Collected data entries:

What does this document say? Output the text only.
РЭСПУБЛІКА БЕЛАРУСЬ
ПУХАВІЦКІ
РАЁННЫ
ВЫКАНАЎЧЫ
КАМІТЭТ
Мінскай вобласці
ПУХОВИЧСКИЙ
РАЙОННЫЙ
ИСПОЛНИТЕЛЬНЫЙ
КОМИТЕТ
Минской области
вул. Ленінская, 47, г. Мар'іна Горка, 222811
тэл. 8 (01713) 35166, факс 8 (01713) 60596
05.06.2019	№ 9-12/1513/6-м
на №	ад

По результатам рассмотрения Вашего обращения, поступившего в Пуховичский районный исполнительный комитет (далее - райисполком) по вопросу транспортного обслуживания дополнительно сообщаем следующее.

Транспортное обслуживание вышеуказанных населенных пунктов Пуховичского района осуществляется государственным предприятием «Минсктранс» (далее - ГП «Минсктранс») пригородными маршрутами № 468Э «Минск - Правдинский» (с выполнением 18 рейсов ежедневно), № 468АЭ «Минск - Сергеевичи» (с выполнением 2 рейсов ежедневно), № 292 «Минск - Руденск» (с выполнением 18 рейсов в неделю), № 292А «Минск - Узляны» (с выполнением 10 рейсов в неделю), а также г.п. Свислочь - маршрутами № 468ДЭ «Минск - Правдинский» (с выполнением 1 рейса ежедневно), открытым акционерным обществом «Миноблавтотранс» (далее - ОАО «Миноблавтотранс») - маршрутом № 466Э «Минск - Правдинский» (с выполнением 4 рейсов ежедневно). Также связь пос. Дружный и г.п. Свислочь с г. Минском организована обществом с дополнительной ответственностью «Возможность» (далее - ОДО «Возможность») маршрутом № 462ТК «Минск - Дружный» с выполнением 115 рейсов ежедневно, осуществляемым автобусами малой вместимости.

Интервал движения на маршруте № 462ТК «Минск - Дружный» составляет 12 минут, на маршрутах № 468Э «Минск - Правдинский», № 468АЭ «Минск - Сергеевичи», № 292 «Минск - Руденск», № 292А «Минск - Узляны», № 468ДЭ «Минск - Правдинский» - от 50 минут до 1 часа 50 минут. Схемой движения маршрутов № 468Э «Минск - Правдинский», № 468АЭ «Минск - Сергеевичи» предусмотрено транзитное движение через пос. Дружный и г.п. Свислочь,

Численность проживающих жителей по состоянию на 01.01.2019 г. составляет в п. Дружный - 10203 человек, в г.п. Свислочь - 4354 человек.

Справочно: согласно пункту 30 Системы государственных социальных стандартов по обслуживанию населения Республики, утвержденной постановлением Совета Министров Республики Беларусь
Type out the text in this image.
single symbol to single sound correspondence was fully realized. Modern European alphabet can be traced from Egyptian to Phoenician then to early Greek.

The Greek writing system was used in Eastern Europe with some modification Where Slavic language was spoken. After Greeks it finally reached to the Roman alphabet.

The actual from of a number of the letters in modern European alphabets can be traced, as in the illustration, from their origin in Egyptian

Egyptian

### REQUEST
Each record must be repeated exactly as it is.

### EXERCISE OUTPUT
What does this document say? Output the text only.
РЭСПУБЛІКА БЕЛАРУСЬ
ПУХАВІЦКІ
РАЁННЫ
ВЫКАНАЎЧЫ
КАМІТЭТ
Мінскай вобласці
ПУХОВИЧСКИЙ
РАЙОННЫЙ
ИСПОЛНИТЕЛЬНЫЙ
КОМИТЕТ
Минской области
вул. Ленінская, 47, г. Мар'іна Горка, 222811
тэл. 8 (01713) 35166, факс 8 (01713) 60596
05.06.2019	№ 9-12/1513/6-м
на №	ад

По результатам рассмотрения Вашего обращения, поступившего в Пуховичский районный исполнительный комитет (далее - райисполком) по вопросу транспортного обслуживания дополнительно сообщаем следующее.

Транспортное обслуживание вышеуказанных населенных пунктов Пуховичского района осуществляется государственным предприятием «Минсктранс» (далее - ГП «Минсктранс») пригородными маршрутами № 468Э «Минск - Правдинский» (с выполнением 18 рейсов ежедневно), № 468АЭ «Минск - Сергеевичи» (с выполнением 2 рейсов ежедневно), № 292 «Минск - Руденск» (с выполнением 18 рейсов в неделю), № 292А «Минск - Узляны» (с выполнением 10 рейсов в неделю), а также г.п. Свислочь - маршрутами № 468ДЭ «Минск - Правдинский» (с выполнением 1 рейса ежедневно), открытым акционерным обществом «Миноблавтотранс» (далее - ОАО «Миноблавтотранс») - маршрутом № 466Э «Минск - Правдинский» (с выполнением 4 рейсов ежедневно). Также связь пос. Дружный и г.п. Свислочь с г. Минском организована обществом с дополнительной ответственностью «Возможность» (далее - ОДО «Возможность») маршрутом № 462ТК «Минск - Дружный» с выполнением 115 рейсов ежедневно, осуществляемым автобусами малой вместимости.

Интервал движения на маршруте № 462ТК «Минск - Дружный» составляет 12 минут, на маршрутах № 468Э «Минск - Правдинский», № 468АЭ «Минск - Сергеевичи», № 292 «Минск - Руденск», № 292А «Минск - Узляны», № 468ДЭ «Минск - Правдинский» - от 50 минут до 1 часа 50 минут. Схемой движения маршрутов № 468Э «Минск - Правдинский», № 468АЭ «Минск - Сергеевичи» предусмотрено транзитное движение через пос. Дружный и г.п. Свислочь,

Численность проживающих жителей по состоянию на 01.01.2019 г. составляет в п. Дружный - 10203 человек, в г.п. Свислочь - 4354 человек.

Справочно: согласно пункту 30 Системы государственных социальных стандартов по обслуживанию населения Республики, утвержденной постановлением Совета Министров Республики Беларусь
Type out the text in this image.
single symbol to single sound correspondence was fully realized. Modern European alphabet can be traced from Egyptian to Phoenician then to early Greek.

The Greek writing system was used in Eastern Europe with some modification Where Slavic language was spoken. After Greeks it finally reached to the Roman alphabet.

The actual from of a number of the letters in modern European alphabets can be traced, as in the illustration, from their origin in Egyptian

Egyptian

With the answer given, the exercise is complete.